Layout annotation data
● ● ● ● ● ● ●

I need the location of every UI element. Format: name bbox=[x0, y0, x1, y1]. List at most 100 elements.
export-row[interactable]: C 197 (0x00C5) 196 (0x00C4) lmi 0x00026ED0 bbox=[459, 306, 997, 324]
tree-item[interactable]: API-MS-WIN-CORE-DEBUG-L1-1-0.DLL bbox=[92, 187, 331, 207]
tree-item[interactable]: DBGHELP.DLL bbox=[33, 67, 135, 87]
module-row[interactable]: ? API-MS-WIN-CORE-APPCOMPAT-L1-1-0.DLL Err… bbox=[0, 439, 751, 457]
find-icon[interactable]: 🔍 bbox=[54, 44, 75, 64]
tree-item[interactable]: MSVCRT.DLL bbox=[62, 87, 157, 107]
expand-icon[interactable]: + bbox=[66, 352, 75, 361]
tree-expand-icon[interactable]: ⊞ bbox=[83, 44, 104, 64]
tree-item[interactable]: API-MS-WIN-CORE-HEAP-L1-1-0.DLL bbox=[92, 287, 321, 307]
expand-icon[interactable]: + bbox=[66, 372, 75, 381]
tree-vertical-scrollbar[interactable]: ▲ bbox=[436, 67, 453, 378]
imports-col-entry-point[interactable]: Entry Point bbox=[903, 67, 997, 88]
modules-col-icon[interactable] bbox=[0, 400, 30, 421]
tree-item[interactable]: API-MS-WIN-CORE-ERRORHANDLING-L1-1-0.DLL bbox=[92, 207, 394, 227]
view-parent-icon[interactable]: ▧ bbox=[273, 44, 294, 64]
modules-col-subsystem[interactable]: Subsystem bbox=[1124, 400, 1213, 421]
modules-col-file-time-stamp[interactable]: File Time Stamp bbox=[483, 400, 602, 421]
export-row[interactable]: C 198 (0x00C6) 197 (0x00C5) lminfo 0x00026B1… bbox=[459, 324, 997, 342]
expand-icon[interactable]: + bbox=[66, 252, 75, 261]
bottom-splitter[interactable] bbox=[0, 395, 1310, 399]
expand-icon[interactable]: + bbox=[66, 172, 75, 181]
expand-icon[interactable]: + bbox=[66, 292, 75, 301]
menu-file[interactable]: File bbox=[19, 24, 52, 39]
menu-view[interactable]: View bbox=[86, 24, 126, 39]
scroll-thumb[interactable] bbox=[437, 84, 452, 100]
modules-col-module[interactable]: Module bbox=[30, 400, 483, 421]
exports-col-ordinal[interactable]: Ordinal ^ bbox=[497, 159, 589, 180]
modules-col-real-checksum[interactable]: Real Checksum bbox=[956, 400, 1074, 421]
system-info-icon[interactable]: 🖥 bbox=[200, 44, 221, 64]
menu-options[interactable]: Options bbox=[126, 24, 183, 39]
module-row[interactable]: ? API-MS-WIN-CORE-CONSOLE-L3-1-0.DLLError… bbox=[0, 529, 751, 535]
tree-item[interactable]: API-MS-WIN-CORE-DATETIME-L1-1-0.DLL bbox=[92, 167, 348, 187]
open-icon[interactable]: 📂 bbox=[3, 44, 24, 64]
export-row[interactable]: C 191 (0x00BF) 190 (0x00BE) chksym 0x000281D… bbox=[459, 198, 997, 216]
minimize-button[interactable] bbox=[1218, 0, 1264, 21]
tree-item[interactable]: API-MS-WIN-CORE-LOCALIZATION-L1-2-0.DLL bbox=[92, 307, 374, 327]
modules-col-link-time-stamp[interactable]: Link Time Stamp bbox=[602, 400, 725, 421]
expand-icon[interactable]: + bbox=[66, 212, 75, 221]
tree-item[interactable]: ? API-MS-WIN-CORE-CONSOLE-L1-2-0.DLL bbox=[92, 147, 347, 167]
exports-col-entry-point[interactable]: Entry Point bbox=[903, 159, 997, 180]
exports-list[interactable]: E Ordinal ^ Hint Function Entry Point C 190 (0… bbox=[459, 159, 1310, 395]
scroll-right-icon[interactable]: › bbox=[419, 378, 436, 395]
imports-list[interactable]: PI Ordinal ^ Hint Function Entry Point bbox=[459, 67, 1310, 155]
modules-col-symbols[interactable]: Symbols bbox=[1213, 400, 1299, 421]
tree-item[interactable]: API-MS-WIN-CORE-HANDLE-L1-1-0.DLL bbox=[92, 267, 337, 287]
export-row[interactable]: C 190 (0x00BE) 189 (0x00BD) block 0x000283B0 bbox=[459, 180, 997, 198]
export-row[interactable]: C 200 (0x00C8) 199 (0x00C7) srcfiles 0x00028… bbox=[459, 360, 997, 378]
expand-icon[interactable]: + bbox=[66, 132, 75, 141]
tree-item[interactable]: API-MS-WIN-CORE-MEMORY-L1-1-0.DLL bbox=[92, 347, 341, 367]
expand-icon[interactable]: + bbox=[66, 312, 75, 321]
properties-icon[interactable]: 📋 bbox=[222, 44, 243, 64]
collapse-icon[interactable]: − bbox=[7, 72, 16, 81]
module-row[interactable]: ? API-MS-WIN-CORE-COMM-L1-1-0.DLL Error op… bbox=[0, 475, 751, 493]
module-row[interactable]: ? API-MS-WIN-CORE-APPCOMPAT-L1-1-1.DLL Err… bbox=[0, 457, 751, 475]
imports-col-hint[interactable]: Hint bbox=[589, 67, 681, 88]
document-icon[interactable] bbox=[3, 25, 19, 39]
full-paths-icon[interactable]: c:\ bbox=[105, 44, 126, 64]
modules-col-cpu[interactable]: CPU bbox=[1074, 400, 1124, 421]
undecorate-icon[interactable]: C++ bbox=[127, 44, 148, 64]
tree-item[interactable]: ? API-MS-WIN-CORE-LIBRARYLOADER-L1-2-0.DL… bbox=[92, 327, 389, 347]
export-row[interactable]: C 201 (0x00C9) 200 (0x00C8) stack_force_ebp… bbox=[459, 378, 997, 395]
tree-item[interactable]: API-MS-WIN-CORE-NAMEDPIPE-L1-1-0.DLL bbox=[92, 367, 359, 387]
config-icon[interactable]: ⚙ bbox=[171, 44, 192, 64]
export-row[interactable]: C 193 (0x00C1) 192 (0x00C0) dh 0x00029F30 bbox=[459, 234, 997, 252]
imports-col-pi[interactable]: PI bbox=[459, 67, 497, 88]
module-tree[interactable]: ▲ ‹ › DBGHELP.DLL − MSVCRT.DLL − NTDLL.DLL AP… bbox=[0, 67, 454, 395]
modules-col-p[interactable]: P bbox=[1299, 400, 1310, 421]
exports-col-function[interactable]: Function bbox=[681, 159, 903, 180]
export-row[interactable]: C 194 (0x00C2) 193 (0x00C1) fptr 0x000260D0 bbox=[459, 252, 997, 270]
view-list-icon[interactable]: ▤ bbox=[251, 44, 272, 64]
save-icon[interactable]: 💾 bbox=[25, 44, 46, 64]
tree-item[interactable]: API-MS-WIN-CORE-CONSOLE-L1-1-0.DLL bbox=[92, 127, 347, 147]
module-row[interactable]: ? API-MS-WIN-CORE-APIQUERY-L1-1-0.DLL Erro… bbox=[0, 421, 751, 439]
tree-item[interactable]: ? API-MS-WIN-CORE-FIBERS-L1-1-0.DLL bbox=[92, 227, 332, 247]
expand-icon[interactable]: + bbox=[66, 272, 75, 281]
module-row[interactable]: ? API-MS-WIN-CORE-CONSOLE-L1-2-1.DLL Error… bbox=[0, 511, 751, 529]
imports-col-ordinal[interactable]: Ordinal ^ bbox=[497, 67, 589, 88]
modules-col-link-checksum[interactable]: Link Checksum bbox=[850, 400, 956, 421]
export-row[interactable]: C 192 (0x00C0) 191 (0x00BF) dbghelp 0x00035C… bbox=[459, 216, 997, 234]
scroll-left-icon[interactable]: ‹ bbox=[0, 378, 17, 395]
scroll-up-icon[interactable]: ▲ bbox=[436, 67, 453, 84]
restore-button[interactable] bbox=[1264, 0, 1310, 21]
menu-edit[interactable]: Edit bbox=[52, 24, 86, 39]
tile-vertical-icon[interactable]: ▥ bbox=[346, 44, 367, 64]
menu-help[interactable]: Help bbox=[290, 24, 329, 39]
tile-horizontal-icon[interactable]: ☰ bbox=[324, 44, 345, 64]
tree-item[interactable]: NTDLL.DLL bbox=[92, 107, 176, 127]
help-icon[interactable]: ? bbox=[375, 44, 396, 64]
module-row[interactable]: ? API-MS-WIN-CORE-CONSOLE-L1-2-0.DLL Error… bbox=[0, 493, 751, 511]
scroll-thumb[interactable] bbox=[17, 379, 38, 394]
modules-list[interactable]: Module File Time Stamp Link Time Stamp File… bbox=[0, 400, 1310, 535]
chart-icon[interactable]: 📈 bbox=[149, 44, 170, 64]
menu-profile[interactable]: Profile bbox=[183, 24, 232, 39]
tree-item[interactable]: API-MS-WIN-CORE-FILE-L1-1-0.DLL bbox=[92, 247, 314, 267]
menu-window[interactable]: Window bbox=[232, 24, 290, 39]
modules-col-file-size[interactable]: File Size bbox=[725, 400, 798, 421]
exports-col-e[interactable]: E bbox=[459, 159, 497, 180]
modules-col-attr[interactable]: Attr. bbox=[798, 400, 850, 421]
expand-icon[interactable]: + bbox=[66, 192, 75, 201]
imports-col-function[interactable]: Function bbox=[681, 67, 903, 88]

● ● ● ● ● ● ●

Given instruction: Gather every line from the listing above that contains the string "CONSOLE", and copy each one in full.

Exercise answer:
module-row[interactable]: ? API-MS-WIN-CORE-CONSOLE-L3-1-0.DLLError… bbox=[0, 529, 751, 535]
tree-item[interactable]: ? API-MS-WIN-CORE-CONSOLE-L1-2-0.DLL bbox=[92, 147, 347, 167]
tree-item[interactable]: API-MS-WIN-CORE-CONSOLE-L1-1-0.DLL bbox=[92, 127, 347, 147]
module-row[interactable]: ? API-MS-WIN-CORE-CONSOLE-L1-2-1.DLL Error… bbox=[0, 511, 751, 529]
module-row[interactable]: ? API-MS-WIN-CORE-CONSOLE-L1-2-0.DLL Error… bbox=[0, 493, 751, 511]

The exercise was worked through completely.